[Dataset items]
=====

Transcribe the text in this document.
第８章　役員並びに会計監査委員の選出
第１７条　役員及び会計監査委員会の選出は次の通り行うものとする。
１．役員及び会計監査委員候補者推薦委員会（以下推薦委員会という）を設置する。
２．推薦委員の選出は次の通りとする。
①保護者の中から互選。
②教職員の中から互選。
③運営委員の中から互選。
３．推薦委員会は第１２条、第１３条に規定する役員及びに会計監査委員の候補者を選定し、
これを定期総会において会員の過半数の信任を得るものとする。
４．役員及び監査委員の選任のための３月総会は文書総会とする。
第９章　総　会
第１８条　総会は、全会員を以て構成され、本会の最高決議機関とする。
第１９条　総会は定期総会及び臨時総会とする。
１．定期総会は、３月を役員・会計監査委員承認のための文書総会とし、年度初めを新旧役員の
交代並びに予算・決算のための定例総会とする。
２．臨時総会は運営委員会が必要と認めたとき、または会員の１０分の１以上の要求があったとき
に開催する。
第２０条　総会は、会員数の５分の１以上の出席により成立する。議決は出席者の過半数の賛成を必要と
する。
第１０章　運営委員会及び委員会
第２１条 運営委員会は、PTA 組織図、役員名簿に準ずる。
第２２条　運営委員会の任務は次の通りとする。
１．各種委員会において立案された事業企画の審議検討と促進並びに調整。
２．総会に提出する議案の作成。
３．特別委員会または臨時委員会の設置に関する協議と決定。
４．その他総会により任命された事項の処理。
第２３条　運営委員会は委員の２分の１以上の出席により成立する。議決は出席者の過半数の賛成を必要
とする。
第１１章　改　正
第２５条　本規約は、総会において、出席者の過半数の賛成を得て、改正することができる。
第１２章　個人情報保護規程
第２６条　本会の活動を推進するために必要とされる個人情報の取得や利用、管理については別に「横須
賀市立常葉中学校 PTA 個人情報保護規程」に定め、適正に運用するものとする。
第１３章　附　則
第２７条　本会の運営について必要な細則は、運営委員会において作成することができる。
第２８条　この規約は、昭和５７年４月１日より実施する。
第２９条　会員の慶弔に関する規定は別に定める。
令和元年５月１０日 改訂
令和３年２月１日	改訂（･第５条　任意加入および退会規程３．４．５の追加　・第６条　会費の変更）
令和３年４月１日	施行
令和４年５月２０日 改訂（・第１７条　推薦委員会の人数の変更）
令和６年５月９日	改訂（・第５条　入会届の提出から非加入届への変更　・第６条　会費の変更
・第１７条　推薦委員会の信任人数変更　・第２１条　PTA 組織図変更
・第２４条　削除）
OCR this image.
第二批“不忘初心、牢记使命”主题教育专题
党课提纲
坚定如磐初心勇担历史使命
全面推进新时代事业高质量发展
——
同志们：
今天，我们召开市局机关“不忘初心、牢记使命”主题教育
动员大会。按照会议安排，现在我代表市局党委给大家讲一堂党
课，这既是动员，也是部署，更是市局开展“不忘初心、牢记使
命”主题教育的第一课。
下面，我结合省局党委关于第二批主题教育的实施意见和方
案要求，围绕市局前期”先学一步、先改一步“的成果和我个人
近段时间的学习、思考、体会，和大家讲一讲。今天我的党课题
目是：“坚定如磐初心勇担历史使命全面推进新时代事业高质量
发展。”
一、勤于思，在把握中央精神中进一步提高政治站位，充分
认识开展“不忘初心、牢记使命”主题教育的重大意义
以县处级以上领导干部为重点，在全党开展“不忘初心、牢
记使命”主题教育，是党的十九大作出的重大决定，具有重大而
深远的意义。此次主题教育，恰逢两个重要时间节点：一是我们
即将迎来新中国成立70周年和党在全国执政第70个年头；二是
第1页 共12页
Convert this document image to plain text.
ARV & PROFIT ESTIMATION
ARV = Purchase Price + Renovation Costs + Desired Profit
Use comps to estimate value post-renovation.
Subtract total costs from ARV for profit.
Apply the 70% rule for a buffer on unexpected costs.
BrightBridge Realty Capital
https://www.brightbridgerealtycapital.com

=====

**What is asked:** Reproduce the material precisely, including every line.

**Solution to this problem:**
Transcribe the text in this document.
第８章　役員並びに会計監査委員の選出
第１７条　役員及び会計監査委員会の選出は次の通り行うものとする。
１．役員及び会計監査委員候補者推薦委員会（以下推薦委員会という）を設置する。
２．推薦委員の選出は次の通りとする。
①保護者の中から互選。
②教職員の中から互選。
③運営委員の中から互選。
３．推薦委員会は第１２条、第１３条に規定する役員及びに会計監査委員の候補者を選定し、
これを定期総会において会員の過半数の信任を得るものとする。
４．役員及び監査委員の選任のための３月総会は文書総会とする。
第９章　総　会
第１８条　総会は、全会員を以て構成され、本会の最高決議機関とする。
第１９条　総会は定期総会及び臨時総会とする。
１．定期総会は、３月を役員・会計監査委員承認のための文書総会とし、年度初めを新旧役員の
交代並びに予算・決算のための定例総会とする。
２．臨時総会は運営委員会が必要と認めたとき、または会員の１０分の１以上の要求があったとき
に開催する。
第２０条　総会は、会員数の５分の１以上の出席により成立する。議決は出席者の過半数の賛成を必要と
する。
第１０章　運営委員会及び委員会
第２１条 運営委員会は、PTA 組織図、役員名簿に準ずる。
第２２条　運営委員会の任務は次の通りとする。
１．各種委員会において立案された事業企画の審議検討と促進並びに調整。
２．総会に提出する議案の作成。
３．特別委員会または臨時委員会の設置に関する協議と決定。
４．その他総会により任命された事項の処理。
第２３条　運営委員会は委員の２分の１以上の出席により成立する。議決は出席者の過半数の賛成を必要
とする。
第１１章　改　正
第２５条　本規約は、総会において、出席者の過半数の賛成を得て、改正することができる。
第１２章　個人情報保護規程
第２６条　本会の活動を推進するために必要とされる個人情報の取得や利用、管理については別に「横須
賀市立常葉中学校 PTA 個人情報保護規程」に定め、適正に運用するものとする。
第１３章　附　則
第２７条　本会の運営について必要な細則は、運営委員会において作成することができる。
第２８条　この規約は、昭和５７年４月１日より実施する。
第２９条　会員の慶弔に関する規定は別に定める。
令和元年５月１０日 改訂
令和３年２月１日	改訂（･第５条　任意加入および退会規程３．４．５の追加　・第６条　会費の変更）
令和３年４月１日	施行
令和４年５月２０日 改訂（・第１７条　推薦委員会の人数の変更）
令和６年５月９日	改訂（・第５条　入会届の提出から非加入届への変更　・第６条　会費の変更
・第１７条　推薦委員会の信任人数変更　・第２１条　PTA 組織図変更
・第２４条　削除）
OCR this image.
第二批“不忘初心、牢记使命”主题教育专题
党课提纲
坚定如磐初心勇担历史使命
全面推进新时代事业高质量发展
——
同志们：
今天，我们召开市局机关“不忘初心、牢记使命”主题教育
动员大会。按照会议安排，现在我代表市局党委给大家讲一堂党
课，这既是动员，也是部署，更是市局开展“不忘初心、牢记使
命”主题教育的第一课。
下面，我结合省局党委关于第二批主题教育的实施意见和方
案要求，围绕市局前期”先学一步、先改一步“的成果和我个人
近段时间的学习、思考、体会，和大家讲一讲。今天我的党课题
目是：“坚定如磐初心勇担历史使命全面推进新时代事业高质量
发展。”
一、勤于思，在把握中央精神中进一步提高政治站位，充分
认识开展“不忘初心、牢记使命”主题教育的重大意义
以县处级以上领导干部为重点，在全党开展“不忘初心、牢
记使命”主题教育，是党的十九大作出的重大决定，具有重大而
深远的意义。此次主题教育，恰逢两个重要时间节点：一是我们
即将迎来新中国成立70周年和党在全国执政第70个年头；二是
第1页 共12页
Convert this document image to plain text.
ARV & PROFIT ESTIMATION
ARV = Purchase Price + Renovation Costs + Desired Profit
Use comps to estimate value post-renovation.
Subtract total costs from ARV for profit.
Apply the 70% rule for a buffer on unexpected costs.
BrightBridge Realty Capital
https://www.brightbridgerealtycapital.com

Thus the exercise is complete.